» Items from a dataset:
__________________________________________________
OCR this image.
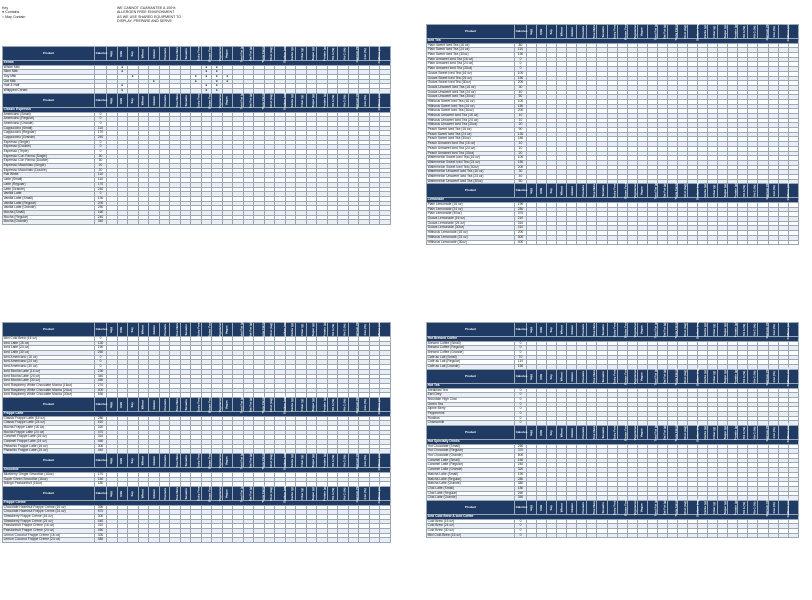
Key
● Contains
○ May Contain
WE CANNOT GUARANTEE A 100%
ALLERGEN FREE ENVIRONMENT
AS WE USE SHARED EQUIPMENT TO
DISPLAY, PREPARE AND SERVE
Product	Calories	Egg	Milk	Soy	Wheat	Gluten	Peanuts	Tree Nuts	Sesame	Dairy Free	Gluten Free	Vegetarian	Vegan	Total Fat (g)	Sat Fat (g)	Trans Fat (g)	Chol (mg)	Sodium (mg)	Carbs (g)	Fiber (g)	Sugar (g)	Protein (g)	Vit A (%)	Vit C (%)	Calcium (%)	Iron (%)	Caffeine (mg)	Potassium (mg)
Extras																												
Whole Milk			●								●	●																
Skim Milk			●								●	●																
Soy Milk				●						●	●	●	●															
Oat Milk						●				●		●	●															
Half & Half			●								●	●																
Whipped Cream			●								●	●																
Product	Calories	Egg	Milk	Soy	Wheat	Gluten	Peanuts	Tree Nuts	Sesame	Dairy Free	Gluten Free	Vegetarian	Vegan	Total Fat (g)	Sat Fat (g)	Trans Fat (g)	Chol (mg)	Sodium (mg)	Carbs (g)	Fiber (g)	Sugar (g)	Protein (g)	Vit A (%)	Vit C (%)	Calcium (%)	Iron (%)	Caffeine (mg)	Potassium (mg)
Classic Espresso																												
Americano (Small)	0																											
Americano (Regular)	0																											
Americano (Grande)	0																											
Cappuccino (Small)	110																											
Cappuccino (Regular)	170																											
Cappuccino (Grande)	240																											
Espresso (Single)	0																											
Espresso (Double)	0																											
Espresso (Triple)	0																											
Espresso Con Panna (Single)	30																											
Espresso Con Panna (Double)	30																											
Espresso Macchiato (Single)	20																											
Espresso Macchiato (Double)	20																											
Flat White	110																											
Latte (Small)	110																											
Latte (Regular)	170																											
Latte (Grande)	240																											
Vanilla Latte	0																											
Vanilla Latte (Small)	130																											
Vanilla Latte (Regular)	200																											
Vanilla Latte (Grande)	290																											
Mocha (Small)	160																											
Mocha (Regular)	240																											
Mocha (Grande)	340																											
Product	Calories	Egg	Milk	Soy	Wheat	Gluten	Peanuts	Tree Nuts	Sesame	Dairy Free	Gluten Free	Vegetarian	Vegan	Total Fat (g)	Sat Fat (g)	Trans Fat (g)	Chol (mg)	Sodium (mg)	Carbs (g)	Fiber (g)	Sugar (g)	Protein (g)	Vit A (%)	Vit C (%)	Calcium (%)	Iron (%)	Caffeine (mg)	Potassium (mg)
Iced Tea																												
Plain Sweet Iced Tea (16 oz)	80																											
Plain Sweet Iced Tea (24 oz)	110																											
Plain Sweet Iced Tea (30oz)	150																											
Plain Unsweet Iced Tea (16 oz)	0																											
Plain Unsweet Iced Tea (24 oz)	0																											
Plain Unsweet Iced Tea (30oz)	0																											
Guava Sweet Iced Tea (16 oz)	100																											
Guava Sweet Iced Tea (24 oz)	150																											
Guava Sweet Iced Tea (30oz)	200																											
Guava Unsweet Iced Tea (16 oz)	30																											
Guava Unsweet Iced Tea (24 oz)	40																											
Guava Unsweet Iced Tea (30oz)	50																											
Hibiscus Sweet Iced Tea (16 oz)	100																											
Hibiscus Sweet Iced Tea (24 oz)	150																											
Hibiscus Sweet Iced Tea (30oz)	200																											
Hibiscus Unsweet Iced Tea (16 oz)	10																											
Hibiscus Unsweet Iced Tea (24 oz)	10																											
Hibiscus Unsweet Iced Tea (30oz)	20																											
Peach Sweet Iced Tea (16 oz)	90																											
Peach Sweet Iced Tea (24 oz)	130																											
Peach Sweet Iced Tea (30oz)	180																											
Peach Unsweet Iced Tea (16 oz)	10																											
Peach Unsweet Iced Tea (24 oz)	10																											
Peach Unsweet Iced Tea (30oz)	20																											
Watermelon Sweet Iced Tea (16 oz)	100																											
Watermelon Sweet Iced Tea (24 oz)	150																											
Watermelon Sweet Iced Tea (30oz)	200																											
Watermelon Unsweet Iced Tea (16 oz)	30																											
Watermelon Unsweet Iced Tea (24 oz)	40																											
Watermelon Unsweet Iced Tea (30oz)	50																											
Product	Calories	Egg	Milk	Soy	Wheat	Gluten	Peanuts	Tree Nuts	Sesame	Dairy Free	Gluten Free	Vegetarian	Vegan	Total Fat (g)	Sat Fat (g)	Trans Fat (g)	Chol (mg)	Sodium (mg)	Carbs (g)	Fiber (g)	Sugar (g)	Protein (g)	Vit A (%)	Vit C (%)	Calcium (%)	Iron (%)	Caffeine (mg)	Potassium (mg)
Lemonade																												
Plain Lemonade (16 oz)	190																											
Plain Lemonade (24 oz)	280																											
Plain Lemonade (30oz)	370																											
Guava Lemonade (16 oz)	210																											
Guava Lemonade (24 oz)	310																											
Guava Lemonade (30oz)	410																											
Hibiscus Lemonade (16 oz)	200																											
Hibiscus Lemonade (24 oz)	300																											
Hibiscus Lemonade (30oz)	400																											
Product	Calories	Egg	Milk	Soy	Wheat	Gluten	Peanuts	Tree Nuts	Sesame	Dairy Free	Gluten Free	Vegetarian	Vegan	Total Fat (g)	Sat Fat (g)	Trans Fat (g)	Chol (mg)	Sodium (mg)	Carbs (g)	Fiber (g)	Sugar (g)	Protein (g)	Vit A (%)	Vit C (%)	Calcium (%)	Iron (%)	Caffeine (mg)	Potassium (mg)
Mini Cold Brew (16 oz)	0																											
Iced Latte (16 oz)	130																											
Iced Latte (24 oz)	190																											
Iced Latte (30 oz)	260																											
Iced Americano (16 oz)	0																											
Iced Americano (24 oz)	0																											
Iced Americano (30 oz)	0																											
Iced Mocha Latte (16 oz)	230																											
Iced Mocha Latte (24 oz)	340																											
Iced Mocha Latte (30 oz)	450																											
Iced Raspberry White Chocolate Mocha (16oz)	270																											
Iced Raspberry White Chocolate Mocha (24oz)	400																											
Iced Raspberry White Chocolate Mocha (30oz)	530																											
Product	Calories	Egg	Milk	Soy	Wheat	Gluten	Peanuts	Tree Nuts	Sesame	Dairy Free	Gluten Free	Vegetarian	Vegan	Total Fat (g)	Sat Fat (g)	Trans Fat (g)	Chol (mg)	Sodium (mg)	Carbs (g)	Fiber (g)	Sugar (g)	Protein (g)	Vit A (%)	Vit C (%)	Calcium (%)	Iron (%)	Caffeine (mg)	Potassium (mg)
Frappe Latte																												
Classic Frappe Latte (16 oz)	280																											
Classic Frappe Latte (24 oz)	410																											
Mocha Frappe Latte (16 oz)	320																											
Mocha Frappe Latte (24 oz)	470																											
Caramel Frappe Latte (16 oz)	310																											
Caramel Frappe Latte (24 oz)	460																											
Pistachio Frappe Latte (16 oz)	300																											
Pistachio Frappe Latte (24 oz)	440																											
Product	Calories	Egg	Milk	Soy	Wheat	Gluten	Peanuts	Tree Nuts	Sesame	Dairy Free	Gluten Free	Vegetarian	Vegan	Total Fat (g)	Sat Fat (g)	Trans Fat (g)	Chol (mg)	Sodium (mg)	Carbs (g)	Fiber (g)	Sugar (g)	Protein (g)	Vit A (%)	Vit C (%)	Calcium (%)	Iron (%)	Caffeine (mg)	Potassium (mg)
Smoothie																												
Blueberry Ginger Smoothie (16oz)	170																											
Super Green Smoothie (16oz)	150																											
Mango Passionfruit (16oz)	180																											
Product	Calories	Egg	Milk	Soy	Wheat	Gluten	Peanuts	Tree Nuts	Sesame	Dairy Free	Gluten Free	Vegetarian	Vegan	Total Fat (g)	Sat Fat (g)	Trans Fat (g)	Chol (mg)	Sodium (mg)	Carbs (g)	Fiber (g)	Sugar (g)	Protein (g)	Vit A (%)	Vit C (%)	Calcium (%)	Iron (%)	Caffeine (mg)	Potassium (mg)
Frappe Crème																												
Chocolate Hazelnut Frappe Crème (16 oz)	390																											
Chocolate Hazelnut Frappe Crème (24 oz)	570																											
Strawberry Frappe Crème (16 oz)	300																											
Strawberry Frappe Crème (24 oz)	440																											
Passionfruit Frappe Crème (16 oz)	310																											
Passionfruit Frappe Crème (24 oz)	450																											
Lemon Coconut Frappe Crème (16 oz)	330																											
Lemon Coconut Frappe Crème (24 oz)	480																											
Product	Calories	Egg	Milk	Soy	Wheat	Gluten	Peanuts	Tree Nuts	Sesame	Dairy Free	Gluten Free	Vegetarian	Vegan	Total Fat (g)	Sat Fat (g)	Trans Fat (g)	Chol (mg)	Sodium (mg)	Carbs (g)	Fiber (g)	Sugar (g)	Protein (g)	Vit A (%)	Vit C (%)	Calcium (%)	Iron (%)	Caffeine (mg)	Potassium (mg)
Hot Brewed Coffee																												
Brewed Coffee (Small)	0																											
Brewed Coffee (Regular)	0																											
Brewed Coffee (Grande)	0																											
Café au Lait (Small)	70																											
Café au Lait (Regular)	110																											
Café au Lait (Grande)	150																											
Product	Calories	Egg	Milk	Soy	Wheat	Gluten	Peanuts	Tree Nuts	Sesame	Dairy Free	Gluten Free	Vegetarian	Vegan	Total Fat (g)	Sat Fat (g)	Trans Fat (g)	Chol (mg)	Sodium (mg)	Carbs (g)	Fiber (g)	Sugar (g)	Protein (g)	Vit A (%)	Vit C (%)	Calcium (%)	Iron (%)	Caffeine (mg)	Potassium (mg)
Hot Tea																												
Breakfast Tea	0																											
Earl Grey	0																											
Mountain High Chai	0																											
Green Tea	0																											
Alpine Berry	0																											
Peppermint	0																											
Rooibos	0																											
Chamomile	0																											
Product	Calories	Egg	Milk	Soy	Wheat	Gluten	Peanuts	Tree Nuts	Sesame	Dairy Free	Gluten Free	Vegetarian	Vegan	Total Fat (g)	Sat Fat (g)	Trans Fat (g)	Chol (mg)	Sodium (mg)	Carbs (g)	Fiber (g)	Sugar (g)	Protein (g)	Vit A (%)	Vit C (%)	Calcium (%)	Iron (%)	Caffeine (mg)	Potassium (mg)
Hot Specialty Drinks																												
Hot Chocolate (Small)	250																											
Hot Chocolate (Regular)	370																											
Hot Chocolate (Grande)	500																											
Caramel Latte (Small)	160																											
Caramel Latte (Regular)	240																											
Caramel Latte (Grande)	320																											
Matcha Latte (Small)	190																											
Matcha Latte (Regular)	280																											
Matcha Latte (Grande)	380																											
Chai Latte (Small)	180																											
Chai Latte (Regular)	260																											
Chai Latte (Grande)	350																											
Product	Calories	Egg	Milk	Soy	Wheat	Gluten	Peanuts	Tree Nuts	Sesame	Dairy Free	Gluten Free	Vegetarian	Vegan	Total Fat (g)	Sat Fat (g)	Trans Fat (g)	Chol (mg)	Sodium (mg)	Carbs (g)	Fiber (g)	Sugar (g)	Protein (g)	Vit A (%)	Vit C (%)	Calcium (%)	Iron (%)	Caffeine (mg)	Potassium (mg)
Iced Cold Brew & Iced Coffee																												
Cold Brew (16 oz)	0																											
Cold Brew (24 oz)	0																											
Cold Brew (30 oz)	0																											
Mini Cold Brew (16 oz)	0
__________________________________________________
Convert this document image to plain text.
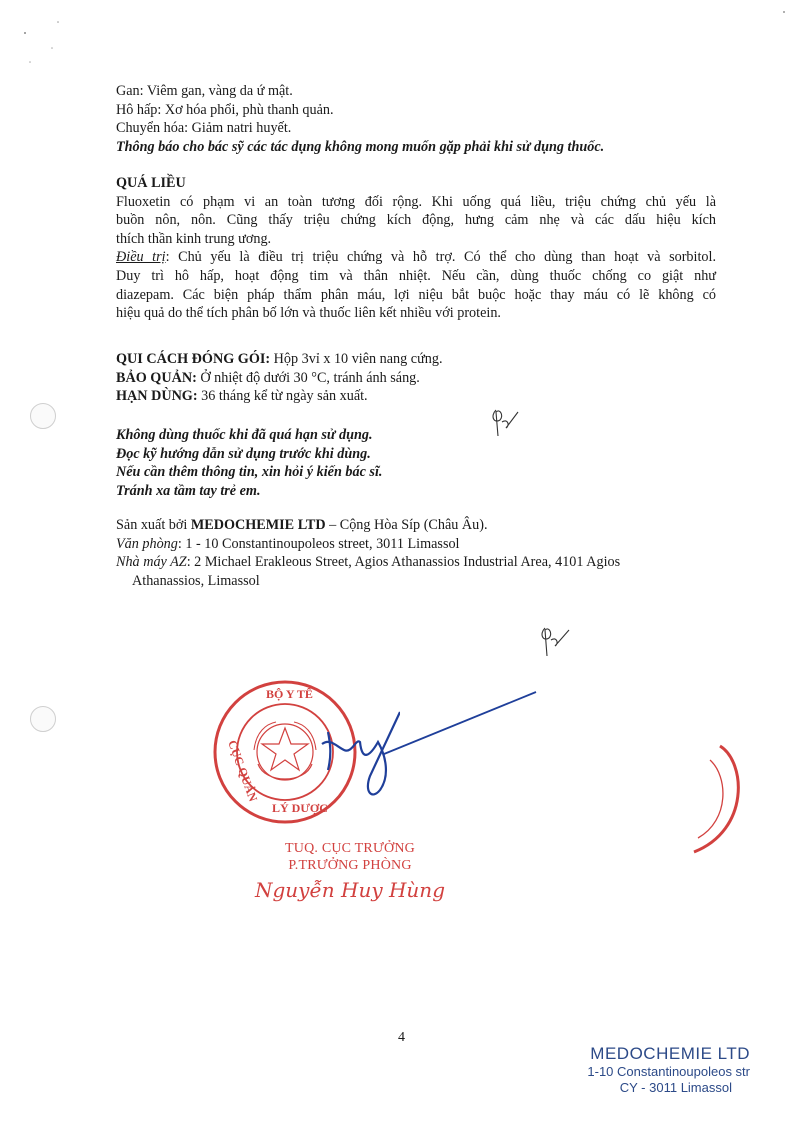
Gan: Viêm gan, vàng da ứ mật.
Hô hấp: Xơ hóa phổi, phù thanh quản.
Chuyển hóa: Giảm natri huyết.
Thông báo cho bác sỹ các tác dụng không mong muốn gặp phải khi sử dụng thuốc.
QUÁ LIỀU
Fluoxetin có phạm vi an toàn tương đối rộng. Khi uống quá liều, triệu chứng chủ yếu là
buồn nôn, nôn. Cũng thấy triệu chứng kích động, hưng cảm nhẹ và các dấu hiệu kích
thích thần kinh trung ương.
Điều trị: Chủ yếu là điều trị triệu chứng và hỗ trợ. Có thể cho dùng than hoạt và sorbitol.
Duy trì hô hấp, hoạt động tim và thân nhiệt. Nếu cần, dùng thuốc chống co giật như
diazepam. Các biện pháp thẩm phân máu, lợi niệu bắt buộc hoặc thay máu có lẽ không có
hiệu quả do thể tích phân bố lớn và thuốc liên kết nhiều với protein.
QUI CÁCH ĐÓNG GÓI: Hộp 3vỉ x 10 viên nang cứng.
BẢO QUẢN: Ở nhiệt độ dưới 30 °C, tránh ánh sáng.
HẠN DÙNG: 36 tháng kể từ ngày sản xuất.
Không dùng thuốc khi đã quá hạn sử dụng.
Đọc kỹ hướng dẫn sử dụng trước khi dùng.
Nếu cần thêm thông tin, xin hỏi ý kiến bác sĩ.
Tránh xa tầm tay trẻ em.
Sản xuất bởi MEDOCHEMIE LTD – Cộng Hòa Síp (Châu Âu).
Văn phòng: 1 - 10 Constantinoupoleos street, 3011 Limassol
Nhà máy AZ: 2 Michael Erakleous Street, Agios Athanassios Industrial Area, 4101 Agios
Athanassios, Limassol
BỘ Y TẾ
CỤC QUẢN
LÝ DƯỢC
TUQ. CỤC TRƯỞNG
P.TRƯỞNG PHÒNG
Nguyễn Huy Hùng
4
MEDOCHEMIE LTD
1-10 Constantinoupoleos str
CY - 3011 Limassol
__________________________________________________
» Exercise: Say, as a bare number, how many lines above contain the word "Chocolate".

» Answer space: 8